* _INFORMATION SHOWN_:

>>>>

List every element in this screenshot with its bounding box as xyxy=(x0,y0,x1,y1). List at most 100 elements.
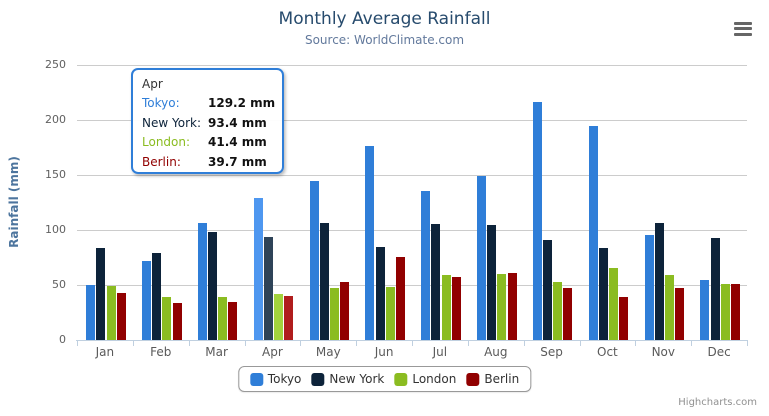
column-berlin-oct[interactable] xyxy=(619,296,629,340)
column-tokyo-sep[interactable] xyxy=(532,101,542,340)
y-axis-label-200: 200 xyxy=(45,113,66,126)
gridline-250 xyxy=(77,65,747,66)
column-tokyo-dec[interactable] xyxy=(700,280,710,340)
y-axis-label-100: 100 xyxy=(45,223,66,236)
x-axis-tick xyxy=(579,341,581,346)
gridline-200 xyxy=(77,120,747,121)
x-axis-label-jul: Jul xyxy=(432,345,448,359)
column-london-jan[interactable] xyxy=(106,286,116,340)
legend-swatch-icon xyxy=(394,372,408,386)
tooltip-series-label: Tokyo: xyxy=(142,96,180,110)
x-axis-tick xyxy=(300,341,302,346)
x-axis-tick xyxy=(188,341,190,346)
column-berlin-sep[interactable] xyxy=(563,287,573,340)
legend-item-berlin[interactable]: Berlin xyxy=(466,372,519,386)
column-berlin-dec[interactable] xyxy=(730,283,740,340)
column-london-nov[interactable] xyxy=(664,274,674,340)
x-axis-tick xyxy=(467,341,469,346)
column-berlin-mar[interactable] xyxy=(228,302,238,340)
column-tokyo-feb[interactable] xyxy=(142,261,151,340)
tooltip-rows: Tokyo: 129.2 mm New York: 93.4 mm London: 41.… xyxy=(142,95,276,170)
tooltip-series-label: Berlin: xyxy=(142,154,181,169)
column-london-jun[interactable] xyxy=(385,286,395,340)
column-berlin-jun[interactable] xyxy=(395,256,405,340)
column-new-york-oct[interactable] xyxy=(598,248,608,340)
legend-label: New York xyxy=(329,372,385,386)
column-tokyo-aug[interactable] xyxy=(477,176,486,340)
legend-swatch-icon xyxy=(311,372,325,386)
column-new-york-aug[interactable] xyxy=(487,225,497,340)
tooltip-series-label: New York: xyxy=(142,115,201,130)
x-axis-label-jun: Jun xyxy=(374,345,394,359)
legend-label: Berlin xyxy=(484,372,520,386)
column-new-york-dec[interactable] xyxy=(710,238,720,340)
tooltip-series-value: 129.2 mm xyxy=(208,96,276,110)
legend-swatch-icon xyxy=(466,372,480,386)
x-axis-label-nov: Nov xyxy=(651,345,675,359)
column-new-york-nov[interactable] xyxy=(654,222,664,340)
y-axis-label-0: 0 xyxy=(59,333,66,346)
x-axis-tick xyxy=(523,341,525,346)
column-new-york-mar[interactable] xyxy=(208,231,217,340)
column-london-oct[interactable] xyxy=(609,268,618,340)
column-london-jul[interactable] xyxy=(441,275,451,340)
column-tokyo-nov[interactable] xyxy=(644,234,654,340)
tooltip-series-label: London: xyxy=(142,135,191,149)
column-london-aug[interactable] xyxy=(497,274,507,340)
x-axis-label-oct: Oct xyxy=(597,345,618,359)
column-tokyo-mar[interactable] xyxy=(197,222,207,340)
x-axis-tick xyxy=(412,341,413,346)
legend: Tokyo New York London Berlin xyxy=(237,366,532,392)
column-tokyo-oct[interactable] xyxy=(588,126,598,340)
column-london-dec[interactable] xyxy=(720,283,730,340)
column-london-feb[interactable] xyxy=(162,297,172,340)
column-new-york-feb[interactable] xyxy=(152,253,162,340)
gridline-100 xyxy=(77,230,747,231)
x-axis-label-jan: Jan xyxy=(95,345,115,359)
column-new-york-jan[interactable] xyxy=(96,247,106,340)
x-axis-label-feb: Feb xyxy=(150,345,172,359)
legend-item-tokyo[interactable]: Tokyo xyxy=(249,372,302,386)
x-axis-tick xyxy=(132,341,134,346)
column-berlin-apr[interactable] xyxy=(284,296,294,340)
x-axis-label-aug: Aug xyxy=(484,345,508,359)
column-berlin-feb[interactable] xyxy=(172,303,182,340)
legend-label: Tokyo xyxy=(267,372,302,386)
x-axis-tick xyxy=(77,341,78,346)
column-new-york-sep[interactable] xyxy=(543,239,552,340)
column-new-york-jul[interactable] xyxy=(431,224,441,340)
column-london-mar[interactable] xyxy=(218,296,228,340)
hamburger-icon xyxy=(734,21,752,36)
column-new-york-apr[interactable] xyxy=(263,237,273,340)
gridline-150 xyxy=(77,175,747,176)
y-axis-label-150: 150 xyxy=(45,168,66,181)
column-tokyo-may[interactable] xyxy=(309,181,319,340)
column-berlin-nov[interactable] xyxy=(675,288,685,340)
column-london-may[interactable] xyxy=(329,288,339,340)
column-london-apr[interactable] xyxy=(274,294,283,340)
column-tokyo-jul[interactable] xyxy=(421,190,431,340)
column-berlin-jul[interactable] xyxy=(451,276,461,340)
legend-item-new-york[interactable]: New York xyxy=(311,372,384,386)
credits-link[interactable]: Highcharts.com xyxy=(678,397,757,408)
column-new-york-may[interactable] xyxy=(319,223,329,340)
tooltip-category: Apr xyxy=(142,77,163,91)
export-menu-button[interactable] xyxy=(730,18,756,42)
legend-swatch-icon xyxy=(249,372,263,386)
x-axis-tick xyxy=(356,341,358,346)
column-berlin-jan[interactable] xyxy=(116,293,126,340)
column-berlin-aug[interactable] xyxy=(507,273,517,340)
column-tokyo-jan[interactable] xyxy=(86,285,96,340)
tooltip: Apr Tokyo: 129.2 mm New York: 93.4 mm London… xyxy=(131,68,284,174)
column-london-sep[interactable] xyxy=(553,282,563,340)
x-axis-tick xyxy=(635,341,637,346)
tooltip-series-value: 41.4 mm xyxy=(208,135,267,149)
x-axis-tick xyxy=(747,341,748,346)
legend-item-london[interactable]: London xyxy=(394,372,456,386)
column-new-york-jun[interactable] xyxy=(375,246,385,340)
column-tokyo-jun[interactable] xyxy=(365,146,375,340)
column-berlin-may[interactable] xyxy=(340,282,350,340)
column-tokyo-apr[interactable] xyxy=(253,197,263,340)
chart-title: Monthly Average Rainfall xyxy=(278,9,491,29)
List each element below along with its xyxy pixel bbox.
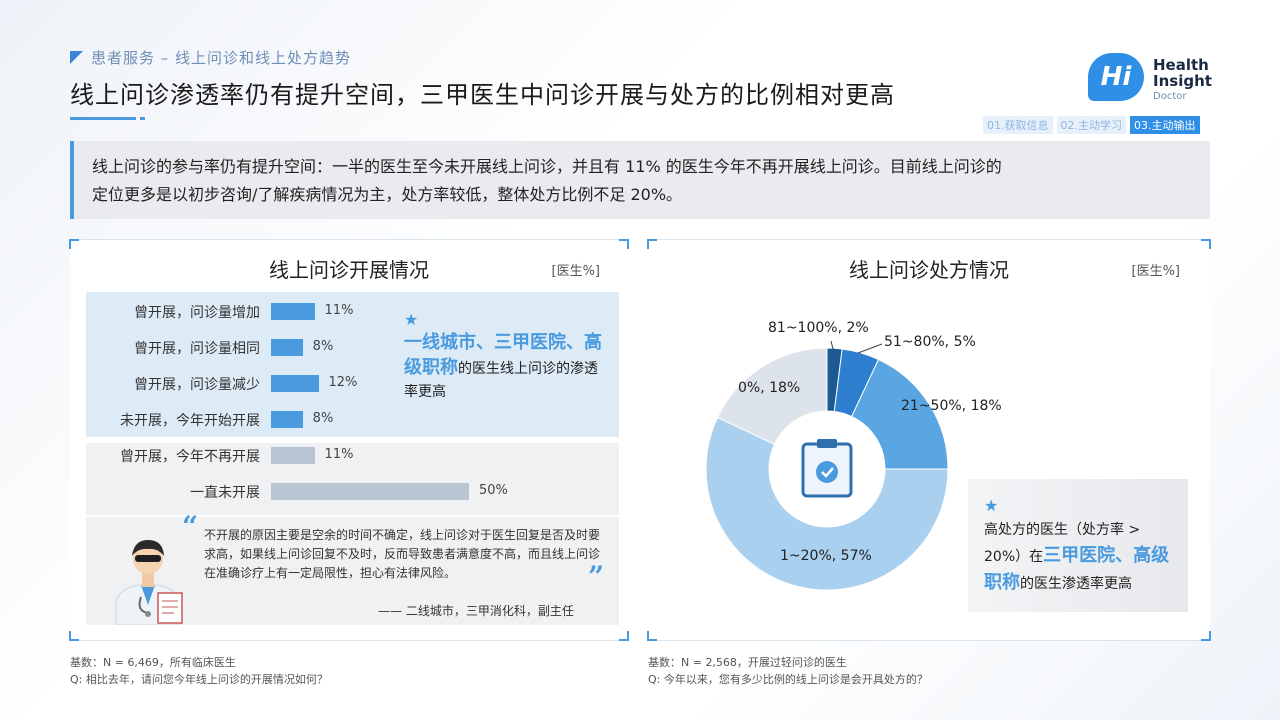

<<<<

* _TASK REQUIREMENTS_:
Reproduce every line of the items above word for word. Leave out the pictures.

* _TASK RESPONSE_:
List every element in this screenshot with its bounding box as xyxy=(x0,y0,x1,y1). List at most 100 elements.
column-berlin-oct[interactable] xyxy=(619,296,629,340)
column-tokyo-sep[interactable] xyxy=(532,101,542,340)
y-axis-label-200: 200 xyxy=(45,113,66,126)
gridline-250 xyxy=(77,65,747,66)
column-tokyo-dec[interactable] xyxy=(700,280,710,340)
y-axis-label-100: 100 xyxy=(45,223,66,236)
x-axis-tick xyxy=(579,341,581,346)
gridline-200 xyxy=(77,120,747,121)
x-axis-label-jul: Jul xyxy=(432,345,448,359)
column-london-jan[interactable] xyxy=(106,286,116,340)
legend-swatch-icon xyxy=(394,372,408,386)
tooltip-series-label: Tokyo: xyxy=(142,96,180,110)
x-axis-tick xyxy=(300,341,302,346)
x-axis-tick xyxy=(188,341,190,346)
column-berlin-sep[interactable] xyxy=(563,287,573,340)
legend-item-berlin[interactable]: Berlin xyxy=(466,372,519,386)
column-berlin-dec[interactable] xyxy=(730,283,740,340)
column-london-nov[interactable] xyxy=(664,274,674,340)
x-axis-tick xyxy=(467,341,469,346)
column-berlin-mar[interactable] xyxy=(228,302,238,340)
column-tokyo-feb[interactable] xyxy=(142,261,151,340)
tooltip-rows: Tokyo: 129.2 mm New York: 93.4 mm London: 41.… xyxy=(142,95,276,170)
tooltip-series-label: Berlin: xyxy=(142,154,181,169)
column-london-jun[interactable] xyxy=(385,286,395,340)
column-berlin-jun[interactable] xyxy=(395,256,405,340)
column-new-york-oct[interactable] xyxy=(598,248,608,340)
legend-label: New York xyxy=(329,372,385,386)
column-tokyo-aug[interactable] xyxy=(477,176,486,340)
legend-swatch-icon xyxy=(311,372,325,386)
column-new-york-aug[interactable] xyxy=(487,225,497,340)
tooltip-series-label: New York: xyxy=(142,115,201,130)
x-axis-label-jun: Jun xyxy=(374,345,394,359)
legend-label: Berlin xyxy=(484,372,520,386)
column-new-york-dec[interactable] xyxy=(710,238,720,340)
tooltip-series-value: 129.2 mm xyxy=(208,96,276,110)
legend-swatch-icon xyxy=(466,372,480,386)
x-axis-label-nov: Nov xyxy=(651,345,675,359)
column-new-york-nov[interactable] xyxy=(654,222,664,340)
y-axis-label-0: 0 xyxy=(59,333,66,346)
x-axis-tick xyxy=(523,341,525,346)
column-new-york-mar[interactable] xyxy=(208,231,217,340)
column-london-oct[interactable] xyxy=(609,268,618,340)
column-london-jul[interactable] xyxy=(441,275,451,340)
column-tokyo-nov[interactable] xyxy=(644,234,654,340)
tooltip-series-label: London: xyxy=(142,135,191,149)
column-london-aug[interactable] xyxy=(497,274,507,340)
x-axis-label-oct: Oct xyxy=(597,345,618,359)
column-tokyo-mar[interactable] xyxy=(197,222,207,340)
x-axis-tick xyxy=(412,341,413,346)
legend: Tokyo New York London Berlin xyxy=(237,366,532,392)
column-tokyo-oct[interactable] xyxy=(588,126,598,340)
column-london-dec[interactable] xyxy=(720,283,730,340)
column-london-feb[interactable] xyxy=(162,297,172,340)
column-new-york-feb[interactable] xyxy=(152,253,162,340)
gridline-100 xyxy=(77,230,747,231)
x-axis-label-jan: Jan xyxy=(95,345,115,359)
column-new-york-jan[interactable] xyxy=(96,247,106,340)
x-axis-label-feb: Feb xyxy=(150,345,172,359)
legend-item-tokyo[interactable]: Tokyo xyxy=(249,372,302,386)
x-axis-tick xyxy=(132,341,134,346)
column-berlin-apr[interactable] xyxy=(284,296,294,340)
x-axis-label-aug: Aug xyxy=(484,345,508,359)
column-berlin-feb[interactable] xyxy=(172,303,182,340)
legend-label: Tokyo xyxy=(267,372,302,386)
x-axis-tick xyxy=(77,341,78,346)
column-new-york-sep[interactable] xyxy=(543,239,552,340)
column-new-york-jul[interactable] xyxy=(431,224,441,340)
column-london-mar[interactable] xyxy=(218,296,228,340)
hamburger-icon xyxy=(734,21,752,36)
column-new-york-apr[interactable] xyxy=(263,237,273,340)
gridline-150 xyxy=(77,175,747,176)
y-axis-label-150: 150 xyxy=(45,168,66,181)
column-tokyo-may[interactable] xyxy=(309,181,319,340)
column-berlin-nov[interactable] xyxy=(675,288,685,340)
column-london-may[interactable] xyxy=(329,288,339,340)
column-london-apr[interactable] xyxy=(274,294,283,340)
column-tokyo-jul[interactable] xyxy=(421,190,431,340)
column-berlin-jul[interactable] xyxy=(451,276,461,340)
legend-item-new-york[interactable]: New York xyxy=(311,372,384,386)
credits-link[interactable]: Highcharts.com xyxy=(678,397,757,408)
column-new-york-may[interactable] xyxy=(319,223,329,340)
tooltip-category: Apr xyxy=(142,77,163,91)
export-menu-button[interactable] xyxy=(730,18,756,42)
legend-swatch-icon xyxy=(249,372,263,386)
x-axis-tick xyxy=(356,341,358,346)
column-berlin-jan[interactable] xyxy=(116,293,126,340)
column-berlin-aug[interactable] xyxy=(507,273,517,340)
column-tokyo-jan[interactable] xyxy=(86,285,96,340)
tooltip: Apr Tokyo: 129.2 mm New York: 93.4 mm London… xyxy=(131,68,284,174)
column-london-sep[interactable] xyxy=(553,282,563,340)
x-axis-tick xyxy=(635,341,637,346)
tooltip-series-value: 41.4 mm xyxy=(208,135,267,149)
x-axis-tick xyxy=(747,341,748,346)
legend-item-london[interactable]: London xyxy=(394,372,456,386)
column-new-york-jun[interactable] xyxy=(375,246,385,340)
column-tokyo-jun[interactable] xyxy=(365,146,375,340)
column-berlin-may[interactable] xyxy=(340,282,350,340)
column-tokyo-apr[interactable] xyxy=(253,197,263,340)
chart-title: Monthly Average Rainfall xyxy=(278,9,491,29)
List each element below along with its xyxy pixel bbox.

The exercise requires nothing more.